» The problem: Scan the lines below for the string "grid" and copy every one that has it.

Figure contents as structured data
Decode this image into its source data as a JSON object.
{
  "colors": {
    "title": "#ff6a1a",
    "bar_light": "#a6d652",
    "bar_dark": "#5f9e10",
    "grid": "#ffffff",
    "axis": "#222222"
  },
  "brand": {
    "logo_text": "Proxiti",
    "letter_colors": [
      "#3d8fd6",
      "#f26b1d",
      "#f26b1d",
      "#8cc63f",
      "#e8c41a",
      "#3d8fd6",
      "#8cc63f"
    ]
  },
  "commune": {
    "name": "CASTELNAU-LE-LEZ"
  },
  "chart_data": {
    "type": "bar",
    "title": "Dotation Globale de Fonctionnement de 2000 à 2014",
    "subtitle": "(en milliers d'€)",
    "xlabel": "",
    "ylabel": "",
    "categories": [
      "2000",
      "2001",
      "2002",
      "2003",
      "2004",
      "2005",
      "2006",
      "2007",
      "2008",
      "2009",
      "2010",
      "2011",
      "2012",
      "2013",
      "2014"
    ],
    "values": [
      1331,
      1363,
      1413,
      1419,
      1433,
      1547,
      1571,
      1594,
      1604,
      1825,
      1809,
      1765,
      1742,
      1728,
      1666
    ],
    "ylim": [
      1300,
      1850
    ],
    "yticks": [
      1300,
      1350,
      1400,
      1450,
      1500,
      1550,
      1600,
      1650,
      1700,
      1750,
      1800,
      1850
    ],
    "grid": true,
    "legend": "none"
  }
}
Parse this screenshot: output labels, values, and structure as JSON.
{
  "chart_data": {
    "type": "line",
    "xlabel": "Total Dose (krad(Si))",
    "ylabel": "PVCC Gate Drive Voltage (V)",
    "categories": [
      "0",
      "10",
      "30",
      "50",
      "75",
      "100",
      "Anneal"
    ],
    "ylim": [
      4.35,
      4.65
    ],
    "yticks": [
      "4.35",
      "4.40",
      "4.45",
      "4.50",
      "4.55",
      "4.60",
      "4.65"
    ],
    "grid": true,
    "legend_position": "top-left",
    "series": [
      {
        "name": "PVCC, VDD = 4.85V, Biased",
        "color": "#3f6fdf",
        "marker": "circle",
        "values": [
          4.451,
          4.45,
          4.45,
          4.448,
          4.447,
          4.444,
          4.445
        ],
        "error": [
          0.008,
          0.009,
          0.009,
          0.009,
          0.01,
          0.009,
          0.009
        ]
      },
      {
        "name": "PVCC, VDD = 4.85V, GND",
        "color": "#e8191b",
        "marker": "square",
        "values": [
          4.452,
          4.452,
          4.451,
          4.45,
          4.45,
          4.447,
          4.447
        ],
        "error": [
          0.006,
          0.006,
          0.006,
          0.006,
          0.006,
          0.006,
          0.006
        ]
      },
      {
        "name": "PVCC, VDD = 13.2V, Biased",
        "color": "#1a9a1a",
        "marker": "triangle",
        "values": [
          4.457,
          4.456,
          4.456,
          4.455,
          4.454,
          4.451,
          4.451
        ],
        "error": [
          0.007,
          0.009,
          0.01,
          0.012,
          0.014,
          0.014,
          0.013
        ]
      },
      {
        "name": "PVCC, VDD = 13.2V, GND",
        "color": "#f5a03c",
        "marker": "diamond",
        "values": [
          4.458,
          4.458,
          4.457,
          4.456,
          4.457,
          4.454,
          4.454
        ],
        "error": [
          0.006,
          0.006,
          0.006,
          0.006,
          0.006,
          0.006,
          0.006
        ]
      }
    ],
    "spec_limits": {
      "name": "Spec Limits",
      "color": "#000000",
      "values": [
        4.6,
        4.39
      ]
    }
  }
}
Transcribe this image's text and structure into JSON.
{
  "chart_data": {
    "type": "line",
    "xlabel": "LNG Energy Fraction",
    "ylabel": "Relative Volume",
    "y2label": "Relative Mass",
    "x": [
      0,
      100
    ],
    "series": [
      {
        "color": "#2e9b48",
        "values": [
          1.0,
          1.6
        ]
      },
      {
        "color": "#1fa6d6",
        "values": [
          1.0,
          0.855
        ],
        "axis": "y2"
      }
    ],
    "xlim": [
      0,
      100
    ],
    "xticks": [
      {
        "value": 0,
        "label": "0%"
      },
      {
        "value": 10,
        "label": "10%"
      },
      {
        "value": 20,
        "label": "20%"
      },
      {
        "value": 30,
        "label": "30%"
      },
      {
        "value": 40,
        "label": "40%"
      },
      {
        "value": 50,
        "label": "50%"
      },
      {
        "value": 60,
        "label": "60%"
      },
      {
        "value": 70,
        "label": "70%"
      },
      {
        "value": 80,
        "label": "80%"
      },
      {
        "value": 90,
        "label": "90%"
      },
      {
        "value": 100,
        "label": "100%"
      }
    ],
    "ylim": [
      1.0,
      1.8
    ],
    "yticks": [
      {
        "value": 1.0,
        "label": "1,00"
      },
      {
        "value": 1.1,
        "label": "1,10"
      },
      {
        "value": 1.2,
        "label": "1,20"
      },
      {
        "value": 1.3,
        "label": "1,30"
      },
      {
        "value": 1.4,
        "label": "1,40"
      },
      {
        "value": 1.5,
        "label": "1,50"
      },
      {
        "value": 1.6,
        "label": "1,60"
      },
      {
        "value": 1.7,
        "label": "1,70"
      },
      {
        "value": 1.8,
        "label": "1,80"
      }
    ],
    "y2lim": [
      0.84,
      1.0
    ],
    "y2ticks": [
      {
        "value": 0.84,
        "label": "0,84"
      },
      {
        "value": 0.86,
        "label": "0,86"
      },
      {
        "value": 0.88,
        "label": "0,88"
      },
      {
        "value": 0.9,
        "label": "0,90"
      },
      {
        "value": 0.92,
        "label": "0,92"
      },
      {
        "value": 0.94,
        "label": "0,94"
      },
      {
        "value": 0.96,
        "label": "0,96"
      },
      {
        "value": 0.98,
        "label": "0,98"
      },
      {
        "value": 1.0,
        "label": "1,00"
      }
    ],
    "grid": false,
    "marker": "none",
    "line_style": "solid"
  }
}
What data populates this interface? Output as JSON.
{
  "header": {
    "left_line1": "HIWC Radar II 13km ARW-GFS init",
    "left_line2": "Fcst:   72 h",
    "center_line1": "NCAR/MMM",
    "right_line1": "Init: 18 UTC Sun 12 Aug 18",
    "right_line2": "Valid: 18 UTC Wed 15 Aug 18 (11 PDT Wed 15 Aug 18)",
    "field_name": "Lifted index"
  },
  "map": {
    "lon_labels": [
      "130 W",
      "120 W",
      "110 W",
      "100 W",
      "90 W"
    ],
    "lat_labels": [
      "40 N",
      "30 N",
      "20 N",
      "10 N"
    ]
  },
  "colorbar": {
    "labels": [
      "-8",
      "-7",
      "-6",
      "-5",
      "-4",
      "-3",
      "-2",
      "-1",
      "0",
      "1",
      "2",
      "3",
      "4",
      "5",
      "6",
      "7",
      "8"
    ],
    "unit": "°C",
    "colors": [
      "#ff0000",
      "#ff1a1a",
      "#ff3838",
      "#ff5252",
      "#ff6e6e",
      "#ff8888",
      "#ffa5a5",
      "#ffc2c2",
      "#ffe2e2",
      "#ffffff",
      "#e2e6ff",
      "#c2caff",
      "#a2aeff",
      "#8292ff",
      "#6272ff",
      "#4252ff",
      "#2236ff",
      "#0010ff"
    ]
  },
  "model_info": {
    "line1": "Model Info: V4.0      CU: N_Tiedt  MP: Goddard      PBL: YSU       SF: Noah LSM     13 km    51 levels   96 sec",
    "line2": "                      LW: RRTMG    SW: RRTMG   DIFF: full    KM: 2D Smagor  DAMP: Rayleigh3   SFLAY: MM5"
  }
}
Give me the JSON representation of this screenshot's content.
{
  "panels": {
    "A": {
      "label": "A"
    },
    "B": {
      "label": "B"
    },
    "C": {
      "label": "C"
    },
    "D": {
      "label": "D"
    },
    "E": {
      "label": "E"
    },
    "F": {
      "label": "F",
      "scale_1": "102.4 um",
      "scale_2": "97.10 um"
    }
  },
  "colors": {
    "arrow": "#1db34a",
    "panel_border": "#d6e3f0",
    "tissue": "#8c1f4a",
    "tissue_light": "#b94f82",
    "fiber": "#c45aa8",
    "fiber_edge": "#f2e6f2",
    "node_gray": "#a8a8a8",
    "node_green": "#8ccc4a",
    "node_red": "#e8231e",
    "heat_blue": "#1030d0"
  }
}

» Answer:
    "grid": "#ffffff",
    "grid": true,
    "grid": true,
    "grid": false,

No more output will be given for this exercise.